# Start of ITEMS

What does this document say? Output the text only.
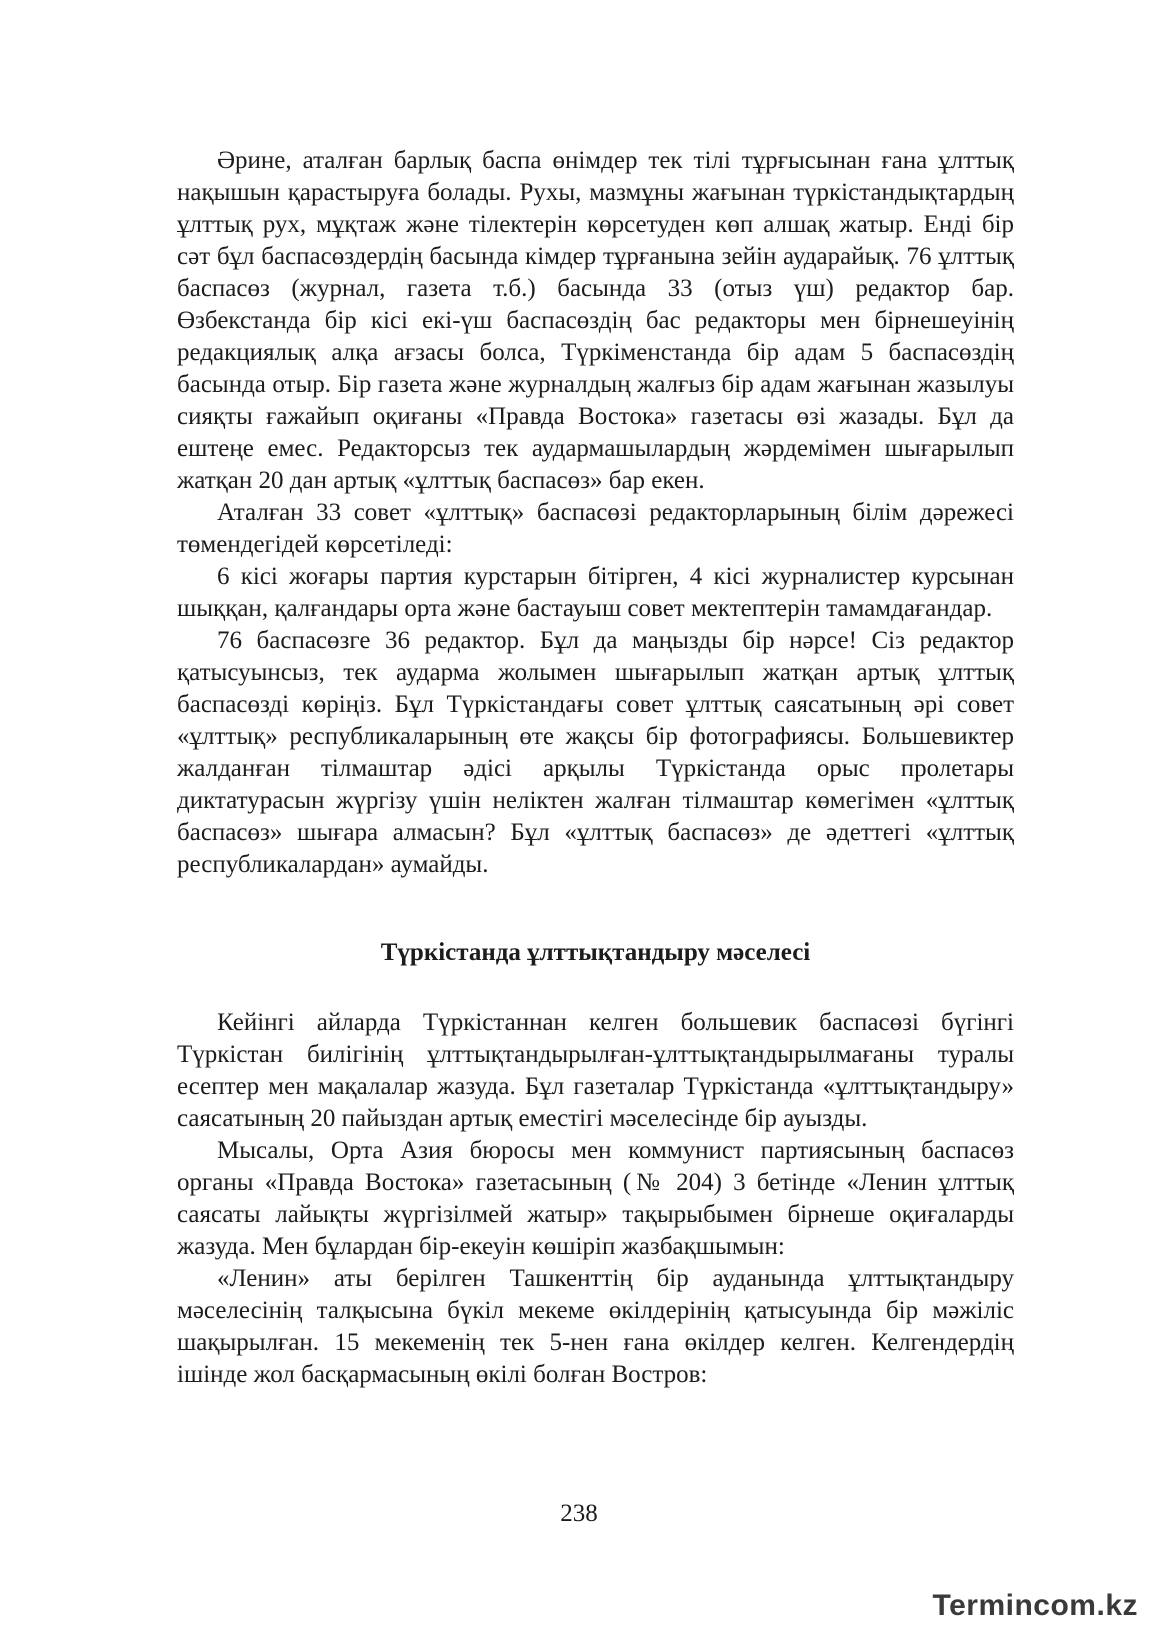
Әрине, аталған барлық баспа өнімдер тек тілі тұрғысынан ғана ұлттық нақышын қарастыруға болады. Рухы, мазмұны жағынан түркістандықтардың ұлттық рух, мұқтаж және тілектерін көрсетуден көп алшақ жатыр. Енді бір сәт бұл баспасөздердің басында кімдер тұрғанына зейін аударайық. 76 ұлттық баспасөз (журнал, газета т.б.) басында 33 (отыз үш) редактор бар. Өзбекстанда бір кісі екі-үш баспасөздің бас редакторы мен бірнешеуінің редакциялық алқа ағзасы болса, Түркіменстанда бір адам 5 баспасөздің басында отыр. Бір газета және журналдың жалғыз бір адам жағынан жазылуы сияқты ғажайып оқиғаны «Правда Востока» газетасы өзі жазады. Бұл да ештеңе емес. Редакторсыз тек аудармашылардың жәрдемімен шығарылып жатқан 20 дан артық «ұлттық баспасөз» бар екен.

Аталған 33 совет «ұлттық» баспасөзі редакторларының білім дәрежесі төмендегідей көрсетіледі:

6 кісі жоғары партия курстарын бітірген, 4 кісі журналистер курсынан шыққан, қалғандары орта және бастауыш совет мектептерін тамамдағандар.

76 баспасөзге 36 редактор. Бұл да маңызды бір нәрсе! Сіз редактор қатысуынсыз, тек аударма жолымен шығарылып жатқан артық ұлттық баспасөзді көріңіз. Бұл Түркістандағы совет ұлттық саясатының әрі совет «ұлттық» республикаларының өте жақсы бір фотографиясы. Большевиктер жалданған тілмаштар әдісі арқылы Түркістанда орыс пролетары диктатурасын жүргізу үшін неліктен жалған тілмаштар көмегімен «ұлттық баспасөз» шығара алмасын? Бұл «ұлттық баспасөз» де әдеттегі «ұлттық республикалардан» аумайды.

Түркістанда ұлттықтандыру мәселесі

Кейінгі айларда Түркістаннан келген большевик баспасөзі бүгінгі Түркістан билігінің ұлттықтандырылған-ұлттықтандырылмағаны туралы есептер мен мақалалар жазуда. Бұл газеталар Түркістанда «ұлттықтандыру» саясатының 20 пайыздан артық еместігі мәселесінде бір ауызды.

Мысалы, Орта Азия бюросы мен коммунист партиясының баспасөз органы «Правда Востока» газетасының (№ 204) 3 бетінде «Ленин ұлттық саясаты лайықты жүргізілмей жатыр» тақырыбымен бірнеше оқиғаларды жазуда. Мен бұлардан бір-екеуін көшіріп жазбақшымын:

«Ленин» аты берілген Ташкенттің бір ауданында ұлттықтандыру мәселесінің талқысына бүкіл мекеме өкілдерінің қатысуында бір мәжіліс шақырылған. 15 мекеменің тек 5-нен ғана өкілдер келген. Келгендердің ішінде жол басқармасының өкілі болған Востров:

238
Termincom.kz
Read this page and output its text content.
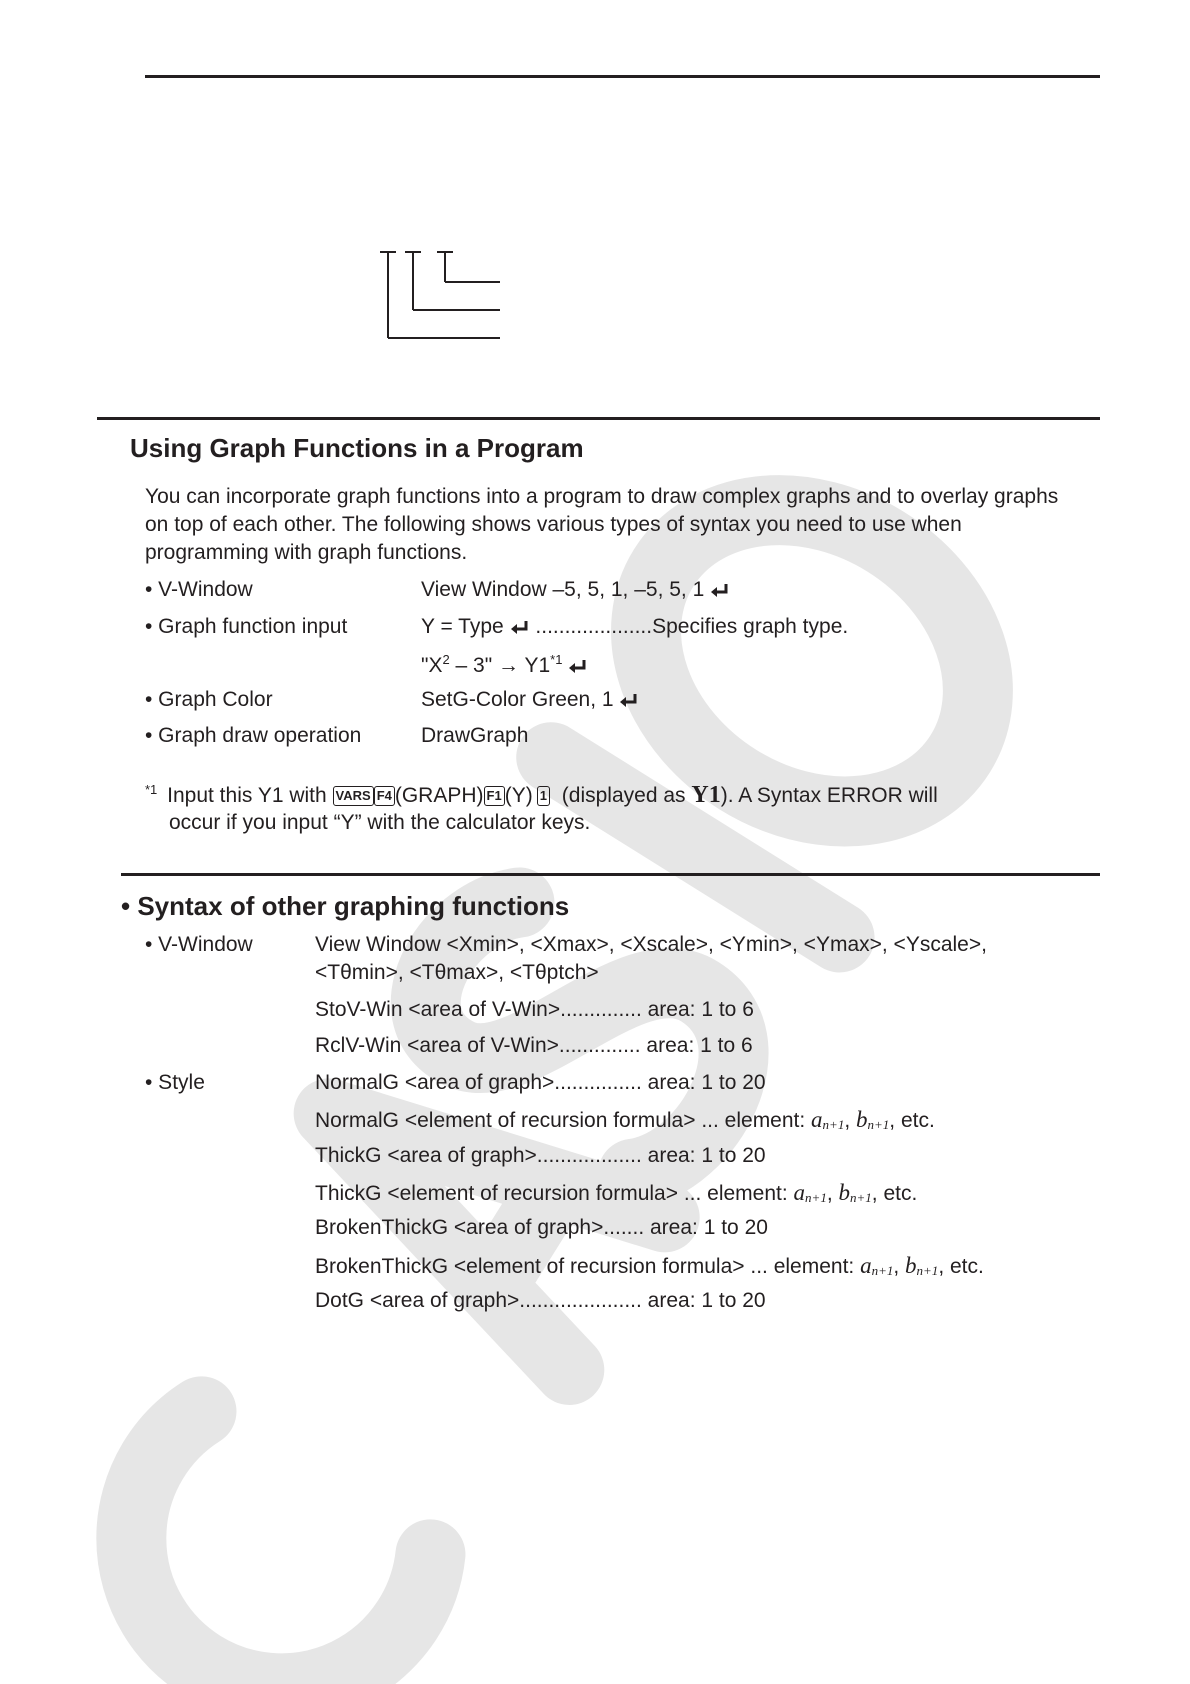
Using Graph Functions in a Program
You can incorporate graph functions into a program to draw complex graphs and to overlay graphs on top of each other. The following shows various types of syntax you need to use when programming with graph functions.
• V-Window	View Window –5, 5, 1, –5, 5, 1
• Graph function input	Y = Type ....................Specifies graph type.
"$X^2 - 3$" → $Y1^{*1}$
• Graph Color	SetG-Color Green, 1
• Graph draw operation	DrawGraph
$^{*1}$ Input this Y1 with VARS F4 (GRAPH) F1 (Y) 1 (displayed as Y1). A Syntax ERROR will
occur if you input “Y” with the calculator keys.
• Syntax of other graphing functions
• V-Window	View Window <Xmin>, <Xmax>, <Xscale>, <Ymin>, <Ymax>, <Yscale>,
<Tθmin>, <Tθmax>, <Tθptch>
StoV-Win <area of V-Win>.............. area: 1 to 6
RclV-Win <area of V-Win>.............. area: 1 to 6
• Style	NormalG <area of graph>............... area: 1 to 20
NormalG <element of recursion formula> ... element: an+1, bn+1, etc.
ThickG <area of graph>.................. area: 1 to 20
ThickG <element of recursion formula> ... element: an+1, bn+1, etc.
BrokenThickG <area of graph>....... area: 1 to 20
BrokenThickG <element of recursion formula> ... element: an+1, bn+1, etc.
DotG <area of graph>..................... area: 1 to 20
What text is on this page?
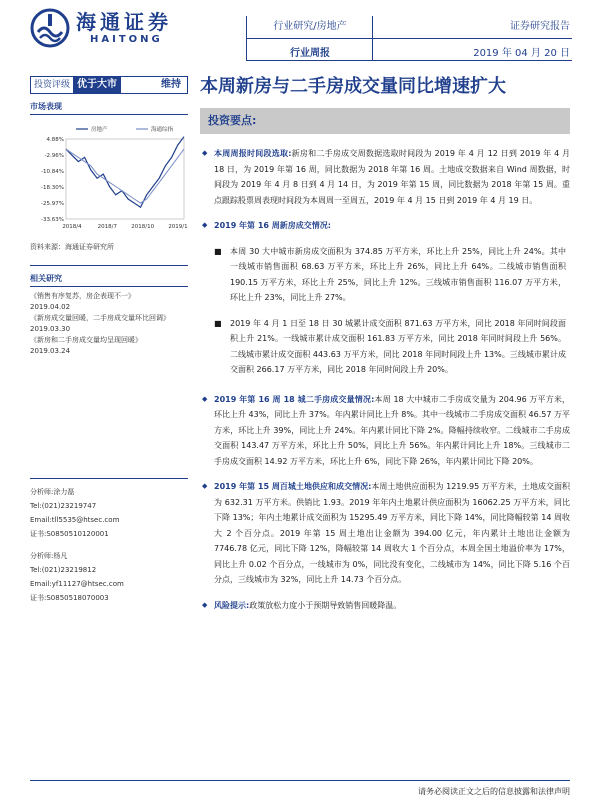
海通证券
HAITONG
行业研究/房地产
行业周报
证券研究报告
2019 年 04 月 20 日
投资评级 优于大市	维持	本周新房与二手房成交量同比增速扩大
市场表现
4.88%
-2.96%
-10.84%
-18.30%
-25.97%
-33.63%
2018/4	2018/7	2018/10	2019/1
房地产	海通综指
资料来源：海通证券研究所
相关研究
《销售有序复苏，房企表现不一》
2019.04.02
《新房成交量回暖，二手房成交量环比回调》
2019.03.30
《新房和二手房成交量均呈现回暖》
2019.03.24
分析师:涂力磊
Tel:(021)23219747
Email:tll5535@htsec.com
证书:S0850510120001
分析师:杨凡
Tel:(021)23219812
Email:yf11127@htsec.com
证书:S0850518070003
投资要点:
◆ 本周周报时间段选取:新房和二手房成交周数据选取时间段为 2019 年 4 月 12 日到 2019 年 4 月 18 日，为 2019 年第 16 周，同比数据为 2018 年第 16 周。土地成交数据来自 Wind 周数据，时间段为 2019 年 4 月 8 日到 4 月 14 日，为 2019 年第 15 周，同比数据为 2018 年第 15 周。重点跟踪股票周表现时间段为本周周一至周五，2019 年 4 月 15 日到 2019 年 4 月 19 日。
◆ 2019 年第 16 周新房成交情况:
■ 本周 30 大中城市新房成交面积为 374.85 万平方米，环比上升 25%，同比上升 24%。其中一线城市销售面积 68.63 万平方米，环比上升 26%，同比上升 64%。二线城市销售面积 190.15 万平方米，环比上升 25%，同比上升 12%。三线城市销售面积 116.07 万平方米，环比上升 23%，同比上升 27%。
■ 2019 年 4 月 1 日至 18 日 30 城累计成交面积 871.63 万平方米，同比 2018 年同时间段面积上升 21%。一线城市累计成交面积 161.83 万平方米，同比 2018 年同时间段上升 56%。二线城市累计成交面积 443.63 万平方米，同比 2018 年同时间段上升 13%。三线城市累计成交面积 266.17 万平方米，同比 2018 年同时间段上升 20%。
◆ 2019 年第 16 周 18 城二手房成交量情况:本周 18 大中城市二手房成交量为 204.96 万平方米，环比上升 43%，同比上升 37%。年内累计同比上升 8%。其中一线城市二手房成交面积 46.57 万平方米，环比上升 39%，同比上升 24%。年内累计同比下降 2%。降幅持续收窄。二线城市二手房成交面积 143.47 万平方米，环比上升 50%，同比上升 56%。年内累计同比上升 18%。三线城市二手房成交面积 14.92 万平方米，环比上升 6%，同比下降 26%，年内累计同比下降 20%。
◆ 2019 年第 15 周百城土地供应和成交情况:本周土地供应面积为 1219.95 万平方米，土地成交面积为 632.31 万平方米。供销比 1.93。2019 年年内土地累计供应面积为 16062.25 万平方米，同比下降 13%；年内土地累计成交面积为 15295.49 万平方米，同比下降 14%，同比降幅较第 14 周收大 2 个百分点。2019 年第 15 周土地出让金额为 394.00 亿元，年内累计土地出让金额为 7746.78 亿元，同比下降 12%，降幅较第 14 周收大 1 个百分点，本周全国土地溢价率为 17%，同比上升 0.02 个百分点，一线城市为 0%，同比没有变化，二线城市为 14%，同比下降 5.16 个百分点，三线城市为 32%，同比上升 14.73 个百分点。
◆ 风险提示:政策放松力度小于预期导致销售回暖降温。
请务必阅读正文之后的信息披露和法律声明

# End of ITEMS

**PROBLEM TO SOLVE**
Collect every line with the string "What" from the records, and copy each.

**SOLUTION TO THE PROBLEM**
What does this document say? Output the text only.
What text is on this page?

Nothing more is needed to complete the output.